*** Opening Passage for review ***
TransLink CEO, Ian Jarvis Strikes Back
Irked with the Vancouver provinces editorial about Translink and the proposed 2 cent a litre gas tax to fund the Evergreen Line, TransLink's CEO, Ian Jarvis sent an angry letter to the Province.
TransLink's progress
By Ian Jarvis, The Province JulyRead more: http://www.theprovince.com/TransLink+progress/5159297/story.html#ixzz1TE21EMZl
TransLink takes exception to the way in which your editorial of July 22 claims that we should do more with resources that have been entrusted to us. It is true that our total revenues and costs have increased in the past few years, but you neglected to recognize that in turn, we made a significant investment in roads and our transit system during the same period.
*** Closing Passage for review ***
*** Opening Extracted information ***
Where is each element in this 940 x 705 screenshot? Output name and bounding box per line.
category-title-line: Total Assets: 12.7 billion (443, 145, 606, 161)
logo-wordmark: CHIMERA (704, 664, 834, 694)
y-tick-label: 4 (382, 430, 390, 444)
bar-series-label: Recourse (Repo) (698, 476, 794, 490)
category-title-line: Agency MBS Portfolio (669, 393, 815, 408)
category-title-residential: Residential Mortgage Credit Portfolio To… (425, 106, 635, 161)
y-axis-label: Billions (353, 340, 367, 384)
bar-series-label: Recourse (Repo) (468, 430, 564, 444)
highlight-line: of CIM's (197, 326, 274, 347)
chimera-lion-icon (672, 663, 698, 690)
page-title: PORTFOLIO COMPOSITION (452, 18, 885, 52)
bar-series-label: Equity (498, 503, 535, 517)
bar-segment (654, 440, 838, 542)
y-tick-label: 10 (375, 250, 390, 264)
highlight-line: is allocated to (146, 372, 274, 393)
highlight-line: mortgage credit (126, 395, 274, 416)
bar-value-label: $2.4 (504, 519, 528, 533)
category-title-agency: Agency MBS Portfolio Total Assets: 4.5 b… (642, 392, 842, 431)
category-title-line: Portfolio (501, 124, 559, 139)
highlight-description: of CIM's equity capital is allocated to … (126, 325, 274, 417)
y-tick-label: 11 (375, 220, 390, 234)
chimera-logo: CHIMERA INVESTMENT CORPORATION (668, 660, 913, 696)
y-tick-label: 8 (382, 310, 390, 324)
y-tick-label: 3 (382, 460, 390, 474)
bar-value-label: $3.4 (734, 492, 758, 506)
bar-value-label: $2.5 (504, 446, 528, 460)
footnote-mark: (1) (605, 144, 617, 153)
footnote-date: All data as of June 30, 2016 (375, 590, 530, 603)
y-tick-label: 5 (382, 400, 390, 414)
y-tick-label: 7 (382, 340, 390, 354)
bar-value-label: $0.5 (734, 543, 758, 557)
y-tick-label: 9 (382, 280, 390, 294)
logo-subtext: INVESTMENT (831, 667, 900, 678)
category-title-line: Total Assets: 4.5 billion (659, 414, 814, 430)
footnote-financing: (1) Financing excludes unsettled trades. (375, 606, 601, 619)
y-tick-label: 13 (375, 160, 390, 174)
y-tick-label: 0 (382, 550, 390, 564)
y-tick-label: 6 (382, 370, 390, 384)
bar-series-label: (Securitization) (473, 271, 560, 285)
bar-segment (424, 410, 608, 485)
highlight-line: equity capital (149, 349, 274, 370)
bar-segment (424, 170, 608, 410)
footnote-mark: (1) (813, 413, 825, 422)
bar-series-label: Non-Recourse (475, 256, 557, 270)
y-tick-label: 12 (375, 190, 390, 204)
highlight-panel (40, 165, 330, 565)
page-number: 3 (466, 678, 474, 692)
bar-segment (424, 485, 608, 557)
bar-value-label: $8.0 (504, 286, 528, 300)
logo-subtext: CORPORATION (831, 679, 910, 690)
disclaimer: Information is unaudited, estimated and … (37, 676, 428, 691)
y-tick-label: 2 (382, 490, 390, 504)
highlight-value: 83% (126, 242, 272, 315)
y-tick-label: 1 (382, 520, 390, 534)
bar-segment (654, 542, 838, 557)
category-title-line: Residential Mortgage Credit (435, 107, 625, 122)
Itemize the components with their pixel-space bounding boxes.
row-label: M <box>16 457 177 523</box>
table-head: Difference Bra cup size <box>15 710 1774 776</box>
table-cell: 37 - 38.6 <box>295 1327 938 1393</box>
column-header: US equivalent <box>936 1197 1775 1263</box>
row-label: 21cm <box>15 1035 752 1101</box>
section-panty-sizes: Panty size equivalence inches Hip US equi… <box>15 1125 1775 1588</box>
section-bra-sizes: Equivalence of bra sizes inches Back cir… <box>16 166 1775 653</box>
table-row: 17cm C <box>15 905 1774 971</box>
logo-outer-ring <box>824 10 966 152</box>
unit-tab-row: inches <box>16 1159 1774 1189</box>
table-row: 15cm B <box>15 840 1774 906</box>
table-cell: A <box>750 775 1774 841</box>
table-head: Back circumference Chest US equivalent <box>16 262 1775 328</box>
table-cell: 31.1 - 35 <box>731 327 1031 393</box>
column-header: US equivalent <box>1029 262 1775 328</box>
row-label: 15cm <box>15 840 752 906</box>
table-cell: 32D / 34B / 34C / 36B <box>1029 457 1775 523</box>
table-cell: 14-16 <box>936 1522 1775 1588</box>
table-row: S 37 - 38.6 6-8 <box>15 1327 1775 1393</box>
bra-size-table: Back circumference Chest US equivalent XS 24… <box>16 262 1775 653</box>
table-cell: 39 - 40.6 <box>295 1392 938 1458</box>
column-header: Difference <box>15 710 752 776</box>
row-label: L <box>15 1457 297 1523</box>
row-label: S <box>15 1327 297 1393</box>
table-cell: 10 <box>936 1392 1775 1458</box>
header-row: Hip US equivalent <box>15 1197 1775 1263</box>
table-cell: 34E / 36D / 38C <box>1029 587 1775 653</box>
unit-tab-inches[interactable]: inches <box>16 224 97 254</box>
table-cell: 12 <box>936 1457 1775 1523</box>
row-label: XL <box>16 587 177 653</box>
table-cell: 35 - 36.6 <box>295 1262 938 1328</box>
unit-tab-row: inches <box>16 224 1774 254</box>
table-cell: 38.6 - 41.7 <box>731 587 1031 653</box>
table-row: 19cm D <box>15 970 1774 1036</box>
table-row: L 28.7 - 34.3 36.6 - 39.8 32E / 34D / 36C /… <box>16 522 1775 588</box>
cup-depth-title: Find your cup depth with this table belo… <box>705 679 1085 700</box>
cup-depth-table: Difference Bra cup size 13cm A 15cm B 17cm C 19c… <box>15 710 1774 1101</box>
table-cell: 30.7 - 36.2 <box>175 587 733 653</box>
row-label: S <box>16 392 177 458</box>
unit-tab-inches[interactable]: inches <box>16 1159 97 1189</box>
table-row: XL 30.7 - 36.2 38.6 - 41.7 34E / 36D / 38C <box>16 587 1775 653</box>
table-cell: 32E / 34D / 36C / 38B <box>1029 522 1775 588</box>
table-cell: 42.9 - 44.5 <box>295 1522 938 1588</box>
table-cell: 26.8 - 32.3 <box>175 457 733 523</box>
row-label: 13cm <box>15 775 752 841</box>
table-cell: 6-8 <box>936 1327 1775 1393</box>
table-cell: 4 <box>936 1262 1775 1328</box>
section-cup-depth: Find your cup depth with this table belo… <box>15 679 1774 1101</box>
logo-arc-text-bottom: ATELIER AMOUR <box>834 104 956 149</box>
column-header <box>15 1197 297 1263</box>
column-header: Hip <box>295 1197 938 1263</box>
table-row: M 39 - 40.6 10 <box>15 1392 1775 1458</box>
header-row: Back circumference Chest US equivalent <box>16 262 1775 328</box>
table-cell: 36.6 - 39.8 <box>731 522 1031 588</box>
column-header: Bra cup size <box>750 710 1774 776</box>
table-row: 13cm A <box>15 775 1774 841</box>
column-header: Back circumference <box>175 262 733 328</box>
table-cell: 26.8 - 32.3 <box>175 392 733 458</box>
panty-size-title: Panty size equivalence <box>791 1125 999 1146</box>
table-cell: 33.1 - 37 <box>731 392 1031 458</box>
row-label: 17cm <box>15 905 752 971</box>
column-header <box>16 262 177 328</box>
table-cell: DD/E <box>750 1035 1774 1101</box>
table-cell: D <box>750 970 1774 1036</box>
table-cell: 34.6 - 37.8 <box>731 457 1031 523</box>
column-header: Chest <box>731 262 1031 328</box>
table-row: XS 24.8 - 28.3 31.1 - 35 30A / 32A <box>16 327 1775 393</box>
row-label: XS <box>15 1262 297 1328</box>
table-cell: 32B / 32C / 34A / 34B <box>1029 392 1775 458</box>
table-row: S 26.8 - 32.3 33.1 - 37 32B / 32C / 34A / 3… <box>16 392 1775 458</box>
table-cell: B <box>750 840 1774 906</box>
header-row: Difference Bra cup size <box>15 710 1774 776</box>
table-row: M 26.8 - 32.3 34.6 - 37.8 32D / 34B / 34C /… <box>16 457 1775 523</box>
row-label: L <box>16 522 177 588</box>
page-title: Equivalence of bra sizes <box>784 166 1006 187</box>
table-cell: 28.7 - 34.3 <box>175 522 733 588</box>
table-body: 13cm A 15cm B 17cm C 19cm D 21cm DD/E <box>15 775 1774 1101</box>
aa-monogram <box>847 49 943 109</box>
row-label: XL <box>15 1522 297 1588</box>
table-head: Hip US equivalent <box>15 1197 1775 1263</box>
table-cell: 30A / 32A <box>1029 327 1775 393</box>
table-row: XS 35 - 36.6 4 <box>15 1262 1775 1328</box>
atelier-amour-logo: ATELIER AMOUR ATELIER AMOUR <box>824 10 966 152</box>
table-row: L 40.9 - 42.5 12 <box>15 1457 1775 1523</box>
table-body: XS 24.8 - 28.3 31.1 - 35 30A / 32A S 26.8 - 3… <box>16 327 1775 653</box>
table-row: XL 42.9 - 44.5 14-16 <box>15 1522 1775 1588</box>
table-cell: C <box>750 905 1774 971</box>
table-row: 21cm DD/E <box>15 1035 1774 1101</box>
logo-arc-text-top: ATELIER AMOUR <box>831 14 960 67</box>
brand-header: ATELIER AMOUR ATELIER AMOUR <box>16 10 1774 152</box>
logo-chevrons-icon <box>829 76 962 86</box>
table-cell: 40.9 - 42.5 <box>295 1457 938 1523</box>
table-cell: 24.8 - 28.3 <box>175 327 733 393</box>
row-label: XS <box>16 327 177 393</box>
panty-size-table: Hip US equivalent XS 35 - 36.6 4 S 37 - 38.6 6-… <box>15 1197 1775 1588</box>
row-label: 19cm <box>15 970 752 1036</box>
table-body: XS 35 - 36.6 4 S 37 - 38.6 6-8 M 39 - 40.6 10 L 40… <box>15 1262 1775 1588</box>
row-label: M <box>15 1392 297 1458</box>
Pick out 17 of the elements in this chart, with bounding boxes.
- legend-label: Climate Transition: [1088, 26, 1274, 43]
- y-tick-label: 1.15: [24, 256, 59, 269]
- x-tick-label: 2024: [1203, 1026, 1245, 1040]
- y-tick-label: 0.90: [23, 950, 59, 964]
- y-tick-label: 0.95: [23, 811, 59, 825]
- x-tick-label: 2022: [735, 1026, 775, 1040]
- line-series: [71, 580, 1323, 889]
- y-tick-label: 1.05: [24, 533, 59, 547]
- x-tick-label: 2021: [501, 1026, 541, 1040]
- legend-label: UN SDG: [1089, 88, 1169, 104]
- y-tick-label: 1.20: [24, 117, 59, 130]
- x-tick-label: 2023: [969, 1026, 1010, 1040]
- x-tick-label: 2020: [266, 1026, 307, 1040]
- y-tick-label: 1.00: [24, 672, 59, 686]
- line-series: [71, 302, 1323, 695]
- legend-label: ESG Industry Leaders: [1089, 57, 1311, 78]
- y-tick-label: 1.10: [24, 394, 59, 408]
*** Closing Extracted information ***
* **Exercise tasks**
(A) List every proper name of a person, place, organization, publication, or transit project in the passage on TransLink. Ignore the web address, and give each name once.
(B) Edit the passage on TransLink by reproducing it starting at "TransLink CEO, Ian" and ending at "the same period.". Replace "editorial" with "opinion piece" throughout.
(C) Translate this sentence from the passage on TransLink into Spanish: "It is true that our total revenues and costs have increased in the past few years, but you neglected to recognize that in turn, we made a significant investment in roads and our transit system during the same period."

* **Outputs for the tasks**
(A) Ian Jarvis; TransLink; Vancouver; The Province; Evergreen Line

(B)
TransLink CEO, Ian Jarvis Strikes Back
Irked with the Vancouver provinces opinion piece about Translink and the proposed 2 cent a litre gas tax to fund the Evergreen Line, TransLink's CEO, Ian Jarvis sent an angry letter to the Province.
TransLink's progress
By Ian Jarvis, The Province JulyRead more: http://www.theprovince.com/TransLink+progress/5159297/story.html#ixzz1TE21EMZl
TransLink takes exception to the way in which your opinion piece of July 22 claims that we should do more with resources that have been entrusted to us. It is true that our total revenues and costs have increased in the past few years, but you neglected to recognize that in turn, we made a significant investment in roads and our transit system during the same period.

(C) Es cierto que nuestros ingresos y costos totales han aumentado en los últimos años, pero ustedes omitieron reconocer que, a su vez, hicimos una inversión significativa en carreteras y en nuestro sistema de transporte público durante el mismo período.